>> Start Records provided
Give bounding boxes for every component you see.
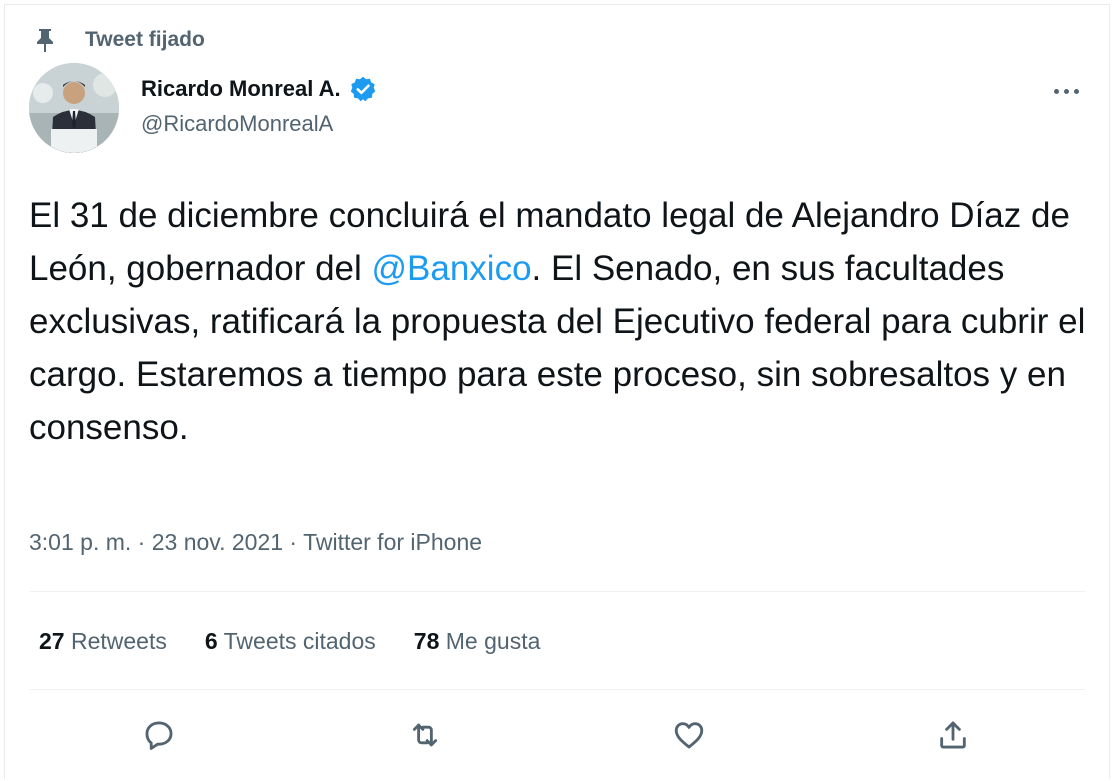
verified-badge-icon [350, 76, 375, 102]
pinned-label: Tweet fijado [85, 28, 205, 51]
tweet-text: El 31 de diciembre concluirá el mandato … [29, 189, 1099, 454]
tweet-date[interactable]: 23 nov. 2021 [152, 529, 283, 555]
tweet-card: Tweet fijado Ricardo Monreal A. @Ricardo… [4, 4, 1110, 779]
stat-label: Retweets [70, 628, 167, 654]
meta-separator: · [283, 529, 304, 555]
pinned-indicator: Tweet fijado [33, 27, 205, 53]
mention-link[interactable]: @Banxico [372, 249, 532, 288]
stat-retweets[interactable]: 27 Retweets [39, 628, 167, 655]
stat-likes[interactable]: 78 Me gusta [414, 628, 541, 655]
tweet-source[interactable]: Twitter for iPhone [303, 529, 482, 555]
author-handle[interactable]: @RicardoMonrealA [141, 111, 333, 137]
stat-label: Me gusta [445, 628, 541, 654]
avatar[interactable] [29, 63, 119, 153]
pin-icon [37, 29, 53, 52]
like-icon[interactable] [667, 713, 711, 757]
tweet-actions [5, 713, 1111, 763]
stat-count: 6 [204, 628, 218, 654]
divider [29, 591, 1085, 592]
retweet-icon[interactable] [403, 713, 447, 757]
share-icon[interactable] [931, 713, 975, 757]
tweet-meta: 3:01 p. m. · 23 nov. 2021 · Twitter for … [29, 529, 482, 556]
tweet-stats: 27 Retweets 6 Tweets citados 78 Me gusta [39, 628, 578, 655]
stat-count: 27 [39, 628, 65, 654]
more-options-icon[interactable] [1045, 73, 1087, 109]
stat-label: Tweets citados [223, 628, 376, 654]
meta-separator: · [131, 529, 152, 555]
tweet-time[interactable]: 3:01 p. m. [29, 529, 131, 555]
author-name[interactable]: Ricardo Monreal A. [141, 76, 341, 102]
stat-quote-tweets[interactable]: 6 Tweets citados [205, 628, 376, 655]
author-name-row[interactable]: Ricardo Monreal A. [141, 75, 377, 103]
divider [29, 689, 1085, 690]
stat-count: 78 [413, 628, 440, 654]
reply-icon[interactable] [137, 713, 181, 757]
>> End Records provided
■ Your goal ■
Can you rewrite every line of the data above as a Markdown table with the columns Row and Line, skipping blank lines and leaving out the pictures?

■ Solution for this exercise ■
| Row | Line |
|---|---|
| 1 | Give bounding boxes for every component you see. |
| 2 | verified-badge-icon [350, 76, 375, 102] |
| 3 | pinned-label: Tweet fijado [85, 28, 205, 51] |
| 4 | tweet-text: El 31 de diciembre concluirá el mandato … [29, 189, 1099, 454] |
| 5 | tweet-date[interactable]: 23 nov. 2021 [152, 529, 283, 555] |
| 6 | tweet-card: Tweet fijado Ricardo Monreal A. @Ricardo… [4, 4, 1110, 779] |
| 7 | stat-label: Retweets [70, 628, 167, 654] |
| 8 | meta-separator: · [283, 529, 304, 555] |
| 9 | pinned-indicator: Tweet fijado [33, 27, 205, 53] |
| 10 | mention-link[interactable]: @Banxico [372, 249, 532, 288] |
| 11 | stat-retweets[interactable]: 27 Retweets [39, 628, 167, 655] |
| 12 | stat-likes[interactable]: 78 Me gusta [414, 628, 541, 655] |
| 13 | tweet-source[interactable]: Twitter for iPhone [303, 529, 482, 555] |
| 14 | author-handle[interactable]: @RicardoMonrealA [141, 111, 333, 137] |
| 15 | stat-label: Me gusta [445, 628, 541, 654] |
| 16 | avatar[interactable] [29, 63, 119, 153] |
| 17 | pin-icon [37, 29, 53, 52] |
| 18 | like-icon[interactable] [667, 713, 711, 757] |
| 19 | tweet-actions [5, 713, 1111, 763] |
| 20 | stat-count: 6 [204, 628, 218, 654] |
| 21 | divider [29, 591, 1085, 592] |
| 22 | retweet-icon[interactable] [403, 713, 447, 757] |
| 23 | share-icon[interactable] [931, 713, 975, 757] |
| 24 | tweet-meta: 3:01 p. m. · 23 nov. 2021 · Twitter for … [29, 529, 482, 556] |
| 25 | tweet-stats: 27 Retweets 6 Tweets citados 78 Me gusta [39, 628, 578, 655] |
| 26 | stat-count: 27 [39, 628, 65, 654] |
| 27 | more-options-icon[interactable] [1045, 73, 1087, 109] |
| 28 | stat-label: Tweets citados [223, 628, 376, 654] |
| 29 | meta-separator: · [131, 529, 152, 555] |
| 30 | tweet-time[interactable]: 3:01 p. m. [29, 529, 131, 555] |
| 31 | author-name[interactable]: Ricardo Monreal A. [141, 76, 341, 102] |
| 32 | stat-quote-tweets[interactable]: 6 Tweets citados [205, 628, 376, 655] |
| 33 | author-name-row[interactable]: Ricardo Monreal A. [141, 75, 377, 103] |
| 34 | divider [29, 689, 1085, 690] |
| 35 | stat-count: 78 [413, 628, 440, 654] |
| 36 | reply-icon[interactable] [137, 713, 181, 757] |